(SUPPLIED RECORDS):
::::::::

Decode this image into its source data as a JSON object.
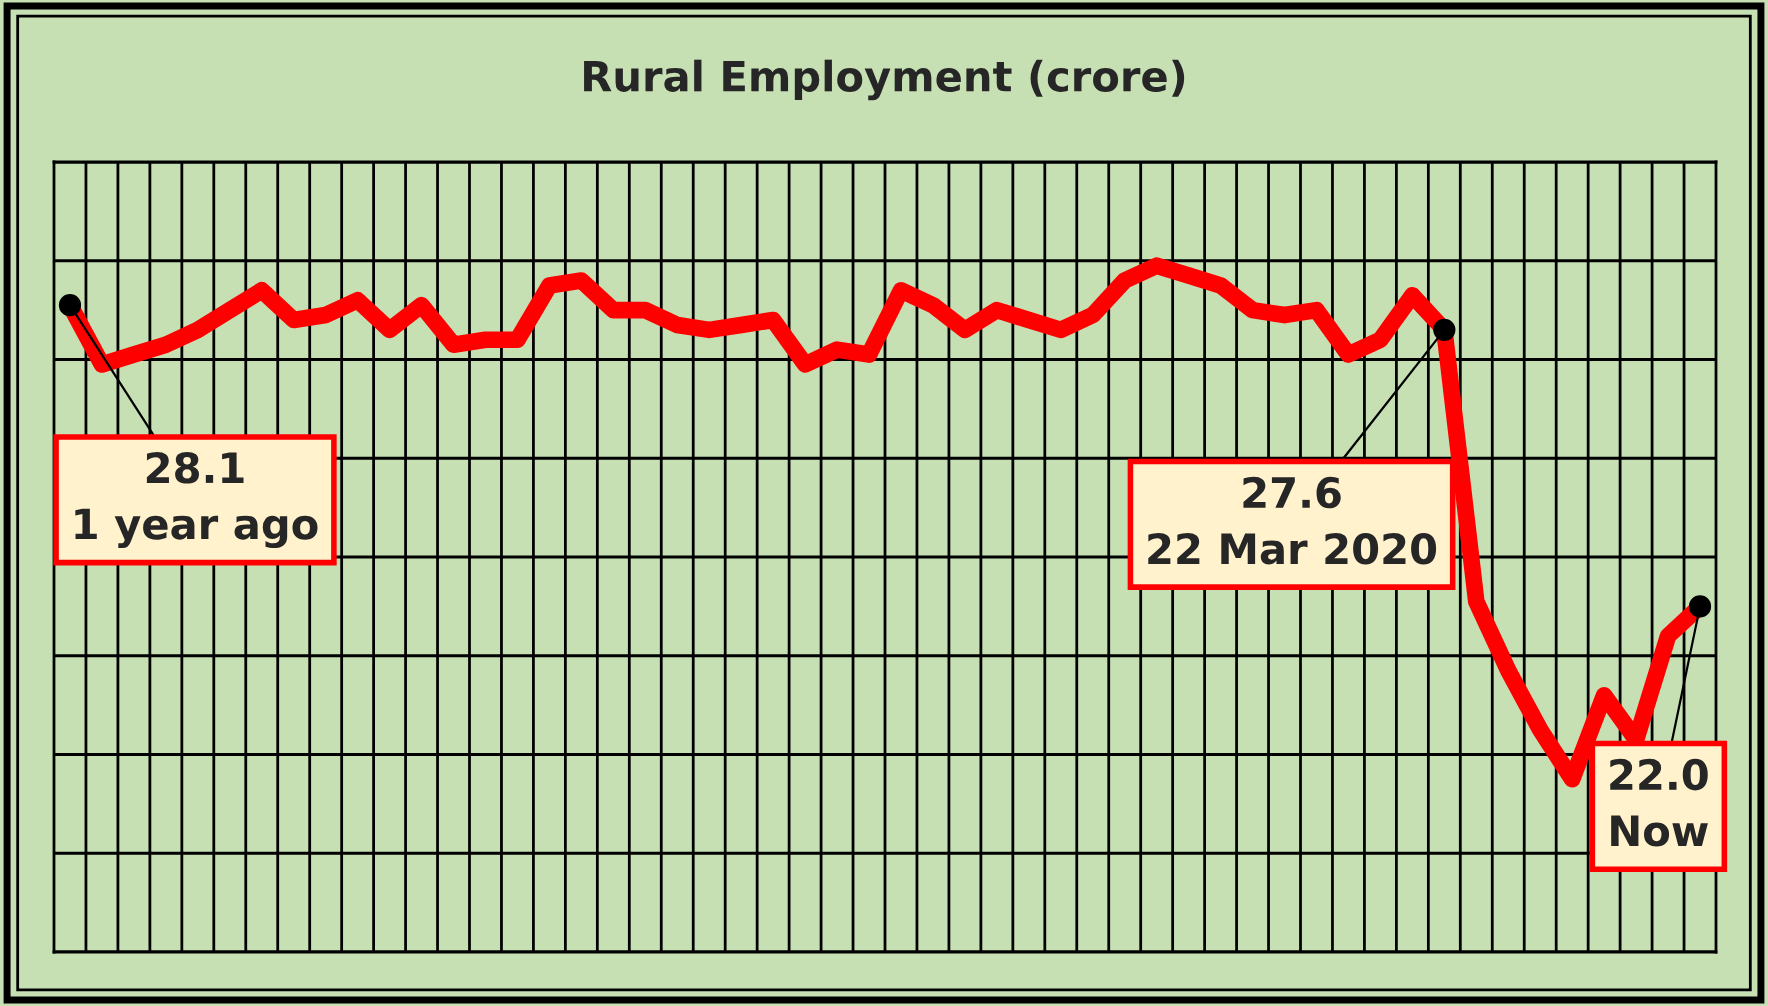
{
  "chart_data": {
    "type": "line",
    "title": "Rural Employment (crore)",
    "categories": [
      null,
      null,
      null,
      null,
      null,
      null,
      null,
      null,
      null,
      null,
      null,
      null,
      null,
      null,
      null,
      null,
      null,
      null,
      null,
      null,
      null,
      null,
      null,
      null,
      null,
      null,
      null,
      null,
      null,
      null,
      null,
      null,
      null,
      null,
      null,
      null,
      null,
      null,
      null,
      null,
      null,
      null,
      null,
      null,
      null,
      null,
      null,
      null,
      null,
      null,
      null,
      null
    ],
    "series": [
      {
        "color": "#ff0000",
        "values": [
          28.1,
          26.9,
          27.1,
          27.3,
          27.6,
          28.0,
          28.4,
          27.8,
          27.9,
          28.2,
          27.6,
          28.1,
          27.3,
          27.4,
          27.4,
          28.5,
          28.6,
          28.0,
          28.0,
          27.7,
          27.6,
          27.7,
          27.8,
          26.9,
          27.2,
          27.1,
          28.4,
          28.1,
          27.6,
          28.0,
          27.8,
          27.6,
          27.9,
          28.6,
          28.9,
          28.7,
          28.5,
          28.0,
          27.9,
          28.0,
          27.1,
          27.4,
          28.3,
          27.6,
          22.1,
          20.7,
          19.5,
          18.5,
          20.2,
          19.3,
          21.4,
          22.0
        ],
        "value_labels": [
          "28.1\n1 year ago",
          null,
          null,
          null,
          null,
          null,
          null,
          null,
          null,
          null,
          null,
          null,
          null,
          null,
          null,
          null,
          null,
          null,
          null,
          null,
          null,
          null,
          null,
          null,
          null,
          null,
          null,
          null,
          null,
          null,
          null,
          null,
          null,
          null,
          null,
          null,
          null,
          null,
          null,
          null,
          null,
          null,
          null,
          "27.6\n22 Mar 2020",
          null,
          null,
          null,
          null,
          null,
          null,
          null,
          "22.0\nNow"
        ]
      }
    ],
    "ylim": [
      15,
      31
    ],
    "yticks": [
      {
        "value": 15,
        "label": null
      },
      {
        "value": 17,
        "label": null
      },
      {
        "value": 19,
        "label": null
      },
      {
        "value": 21,
        "label": null
      },
      {
        "value": 23,
        "label": null
      },
      {
        "value": 25,
        "label": null
      },
      {
        "value": 27,
        "label": null
      },
      {
        "value": 29,
        "label": null
      },
      {
        "value": 31,
        "label": null
      }
    ],
    "grid": true,
    "marker": "none",
    "line_style": "solid",
    "legend": false
  }
}
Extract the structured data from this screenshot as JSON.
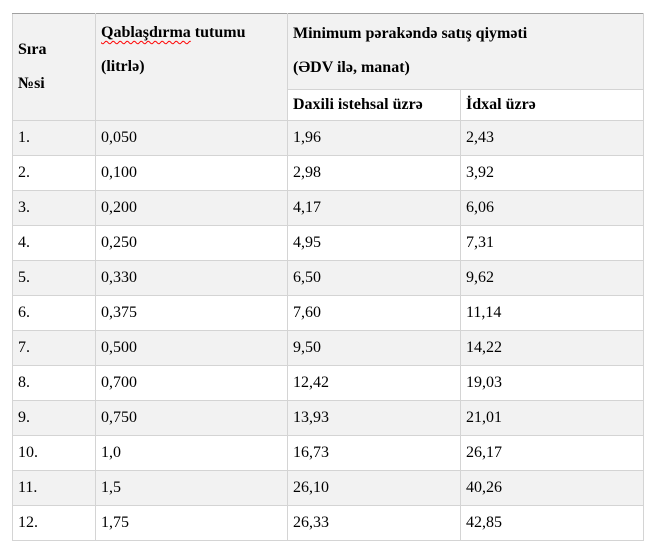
{
  "document": {
    "table": {
      "headers": {
        "row_no": "Sıra\n№si",
        "capacity_word_misspelled": "Qablaşdırma",
        "capacity_rest": " tutumu",
        "capacity_line2": "(litrlə)",
        "price_group": "Minimum pərakəndə satış qiyməti\n(ƏDV ilə, manat)",
        "domestic": "Daxili istehsal üzrə",
        "import": "İdxal üzrə"
      },
      "rows": [
        {
          "no": "1.",
          "capacity": "0,050",
          "domestic": "1,96",
          "import": "2,43"
        },
        {
          "no": "2.",
          "capacity": "0,100",
          "domestic": "2,98",
          "import": "3,92"
        },
        {
          "no": "3.",
          "capacity": "0,200",
          "domestic": "4,17",
          "import": "6,06"
        },
        {
          "no": "4.",
          "capacity": "0,250",
          "domestic": "4,95",
          "import": "7,31"
        },
        {
          "no": "5.",
          "capacity": "0,330",
          "domestic": "6,50",
          "import": "9,62"
        },
        {
          "no": "6.",
          "capacity": "0,375",
          "domestic": "7,60",
          "import": "11,14"
        },
        {
          "no": "7.",
          "capacity": "0,500",
          "domestic": "9,50",
          "import": "14,22"
        },
        {
          "no": "8.",
          "capacity": "0,700",
          "domestic": "12,42",
          "import": "19,03"
        },
        {
          "no": "9.",
          "capacity": "0,750",
          "domestic": "13,93",
          "import": "21,01"
        },
        {
          "no": "10.",
          "capacity": "1,0",
          "domestic": "16,73",
          "import": "26,17"
        },
        {
          "no": "11.",
          "capacity": "1,5",
          "domestic": "26,10",
          "import": "40,26"
        },
        {
          "no": "12.",
          "capacity": "1,75",
          "domestic": "26,33",
          "import": "42,85"
        }
      ],
      "colors": {
        "header_fill": "#f2f2f2",
        "alt_row_fill": "#f2f2f2",
        "grid_border": "#d4d4d4",
        "outer_top_border": "#a0a0a0",
        "spellcheck_underline": "#ff0000",
        "text": "#000000"
      }
    }
  }
}
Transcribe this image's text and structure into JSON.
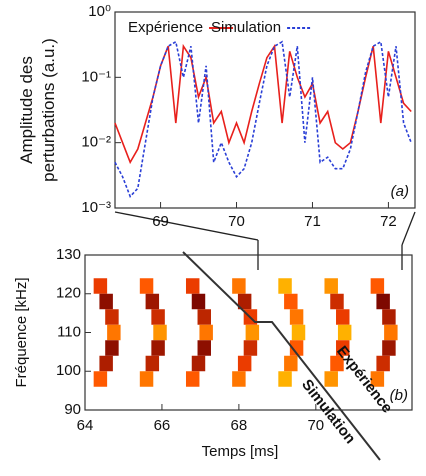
{
  "chart_data": [
    {
      "type": "line",
      "label": "(a)",
      "ylabel": [
        "Amplitude des",
        "perturbations (a.u.)"
      ],
      "log_y": true,
      "xlim": [
        68.4,
        72.35
      ],
      "xticks": [
        69,
        70,
        71,
        72
      ],
      "ylim": [
        0.001,
        1
      ],
      "yticks": [
        {
          "value": 0.001,
          "label": "10⁻³"
        },
        {
          "value": 0.01,
          "label": "10⁻²"
        },
        {
          "value": 0.1,
          "label": "10⁻¹"
        },
        {
          "value": 1,
          "label": "10⁰"
        }
      ],
      "x": [
        68.4,
        68.5,
        68.6,
        68.7,
        68.8,
        68.9,
        69.0,
        69.1,
        69.2,
        69.3,
        69.4,
        69.5,
        69.6,
        69.7,
        69.8,
        69.9,
        70.0,
        70.1,
        70.2,
        70.3,
        70.4,
        70.5,
        70.6,
        70.7,
        70.8,
        70.9,
        71.0,
        71.1,
        71.2,
        71.3,
        71.4,
        71.5,
        71.6,
        71.7,
        71.8,
        71.9,
        72.0,
        72.1,
        72.2,
        72.3
      ],
      "series": [
        {
          "name": "Expérience",
          "color": "#e8201c",
          "dash": false,
          "values": [
            0.02,
            0.01,
            0.005,
            0.008,
            0.02,
            0.05,
            0.15,
            0.3,
            0.02,
            0.3,
            0.2,
            0.05,
            0.1,
            0.02,
            0.03,
            0.01,
            0.02,
            0.01,
            0.03,
            0.08,
            0.2,
            0.3,
            0.02,
            0.25,
            0.1,
            0.05,
            0.08,
            0.02,
            0.03,
            0.01,
            0.008,
            0.01,
            0.03,
            0.1,
            0.3,
            0.02,
            0.25,
            0.1,
            0.04,
            0.03
          ]
        },
        {
          "name": "Simulation",
          "color": "#2a3fd6",
          "dash": true,
          "values": [
            0.005,
            0.003,
            0.0015,
            0.002,
            0.01,
            0.05,
            0.15,
            0.3,
            0.35,
            0.1,
            0.3,
            0.02,
            0.15,
            0.005,
            0.01,
            0.005,
            0.003,
            0.004,
            0.01,
            0.04,
            0.15,
            0.3,
            0.35,
            0.05,
            0.3,
            0.01,
            0.1,
            0.005,
            0.006,
            0.004,
            0.004,
            0.008,
            0.03,
            0.12,
            0.3,
            0.35,
            0.05,
            0.3,
            0.02,
            0.01
          ]
        }
      ]
    },
    {
      "type": "heatmap",
      "label": "(b)",
      "xlabel": "Temps [ms]",
      "ylabel": "Fréquence  [kHz]",
      "xlim": [
        64,
        72.5
      ],
      "xticks": [
        64,
        66,
        68,
        70
      ],
      "ylim": [
        90,
        130
      ],
      "yticks": [
        90,
        100,
        110,
        120,
        130
      ],
      "annotations": [
        "Expérience",
        "Simulation"
      ],
      "x": [
        64.4,
        64.55,
        64.7,
        64.75,
        64.7,
        64.55,
        64.4,
        65.6,
        65.75,
        65.9,
        65.95,
        65.9,
        65.75,
        65.6,
        66.8,
        66.95,
        67.1,
        67.15,
        67.1,
        66.95,
        66.8,
        68.0,
        68.15,
        68.3,
        68.35,
        68.3,
        68.15,
        68.0,
        69.2,
        69.35,
        69.5,
        69.55,
        69.5,
        69.35,
        69.2,
        70.4,
        70.55,
        70.7,
        70.75,
        70.7,
        70.55,
        70.4,
        71.6,
        71.75,
        71.9,
        71.95,
        71.9,
        71.75,
        71.6
      ],
      "y": [
        122,
        118,
        114,
        110,
        106,
        102,
        98,
        122,
        118,
        114,
        110,
        106,
        102,
        98,
        122,
        118,
        114,
        110,
        106,
        102,
        98,
        122,
        118,
        114,
        110,
        106,
        102,
        98,
        122,
        118,
        114,
        110,
        106,
        102,
        98,
        122,
        118,
        114,
        110,
        106,
        102,
        98,
        122,
        118,
        114,
        110,
        106,
        102,
        98
      ],
      "values": [
        0.6,
        0.9,
        0.7,
        0.4,
        0.9,
        0.8,
        0.5,
        0.5,
        0.85,
        0.7,
        0.3,
        0.85,
        0.75,
        0.4,
        0.6,
        0.95,
        0.75,
        0.4,
        0.9,
        0.8,
        0.5,
        0.4,
        0.8,
        0.6,
        0.3,
        0.7,
        0.6,
        0.4,
        0.2,
        0.5,
        0.4,
        0.2,
        0.5,
        0.4,
        0.2,
        0.3,
        0.7,
        0.6,
        0.2,
        0.6,
        0.5,
        0.3,
        0.5,
        0.95,
        0.8,
        0.4,
        0.85,
        0.7,
        0.4
      ]
    }
  ]
}
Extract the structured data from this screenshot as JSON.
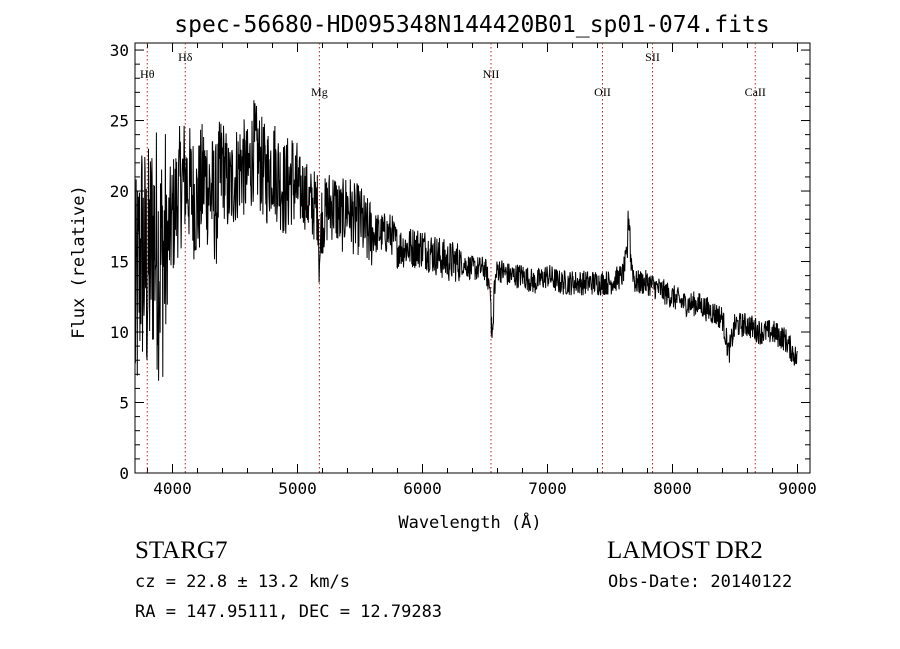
{
  "chart_data": {
    "type": "line",
    "title": "spec-56680-HD095348N144420B01_sp01-074.fits",
    "xlabel": "Wavelength (Å)",
    "ylabel": "Flux (relative)",
    "xlim": [
      3700,
      9100
    ],
    "ylim": [
      0,
      30.5
    ],
    "xticks": [
      4000,
      5000,
      6000,
      7000,
      8000,
      9000
    ],
    "yticks": [
      0,
      5,
      10,
      15,
      20,
      25,
      30
    ],
    "grid": false,
    "series": [
      {
        "name": "flux",
        "x": [
          3700,
          3750,
          3800,
          3850,
          3900,
          3950,
          4000,
          4050,
          4100,
          4150,
          4200,
          4250,
          4300,
          4350,
          4400,
          4450,
          4500,
          4550,
          4600,
          4650,
          4700,
          4750,
          4800,
          4850,
          4900,
          4950,
          5000,
          5050,
          5100,
          5150,
          5200,
          5250,
          5300,
          5350,
          5400,
          5450,
          5500,
          5550,
          5600,
          5650,
          5700,
          5750,
          5800,
          5850,
          5900,
          5950,
          6000,
          6100,
          6200,
          6300,
          6400,
          6500,
          6560,
          6600,
          6700,
          6800,
          6900,
          7000,
          7100,
          7200,
          7300,
          7400,
          7500,
          7600,
          7650,
          7700,
          7800,
          7900,
          8000,
          8100,
          8200,
          8300,
          8400,
          8450,
          8500,
          8600,
          8700,
          8800,
          8900,
          9000
        ],
        "y": [
          11,
          16,
          14,
          17,
          15,
          16,
          18,
          20,
          21,
          20,
          19,
          21,
          20,
          19,
          22,
          20,
          21,
          22,
          21,
          23,
          22,
          21,
          22,
          21,
          20,
          21,
          20,
          20,
          19,
          19,
          18,
          19,
          19,
          18,
          19,
          18,
          18,
          17,
          17,
          17,
          17,
          17,
          16,
          16,
          16,
          16,
          16,
          15.5,
          15,
          15,
          14.5,
          14.5,
          12.5,
          14.5,
          14,
          14,
          13.5,
          14,
          13.5,
          13.5,
          13.5,
          13.5,
          13.5,
          14,
          16,
          13.5,
          13.5,
          13,
          12.5,
          12,
          12,
          11.5,
          11,
          8.5,
          10.5,
          10.5,
          10,
          10,
          9.5,
          8
        ]
      }
    ],
    "lines": [
      {
        "label": "Hθ",
        "x": 3798
      },
      {
        "label": "Hδ",
        "x": 4102
      },
      {
        "label": "Mg",
        "x": 5175
      },
      {
        "label": "NII",
        "x": 6548
      },
      {
        "label": "OII",
        "x": 7440
      },
      {
        "label": "SII",
        "x": 7840
      },
      {
        "label": "CaII",
        "x": 8662
      }
    ]
  },
  "info": {
    "object_type": "STAR",
    "object_class": "G7",
    "survey": "LAMOST DR2",
    "cz_line": "cz = 22.8 ± 13.2 km/s",
    "obs_date": "Obs-Date: 20140122",
    "radec_line": "RA = 147.95111, DEC =  12.79283"
  },
  "colors": {
    "spectrum": "#000000",
    "line_markers": "#b22222",
    "axes": "#000000",
    "background": "#ffffff"
  }
}
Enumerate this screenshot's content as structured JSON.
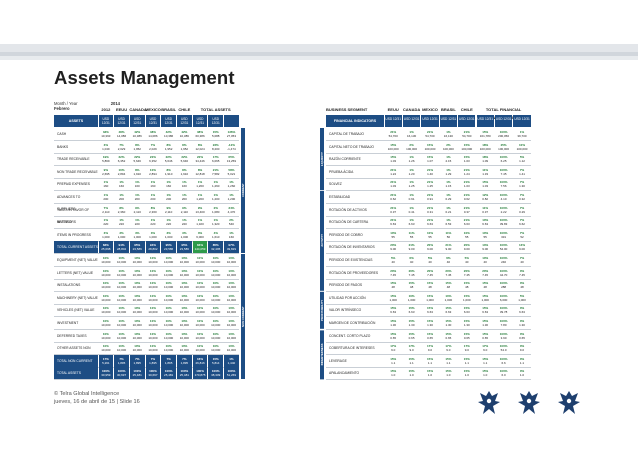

::::::::

(REQUIREMENTS): Find the word "title" in the entries above and gather every line that holds it.

(THE OUTPUT):
    "title": "Rural Employment (crore)",
    "title": "spec-56680-HD095348N144420B01_sp01-074.fits",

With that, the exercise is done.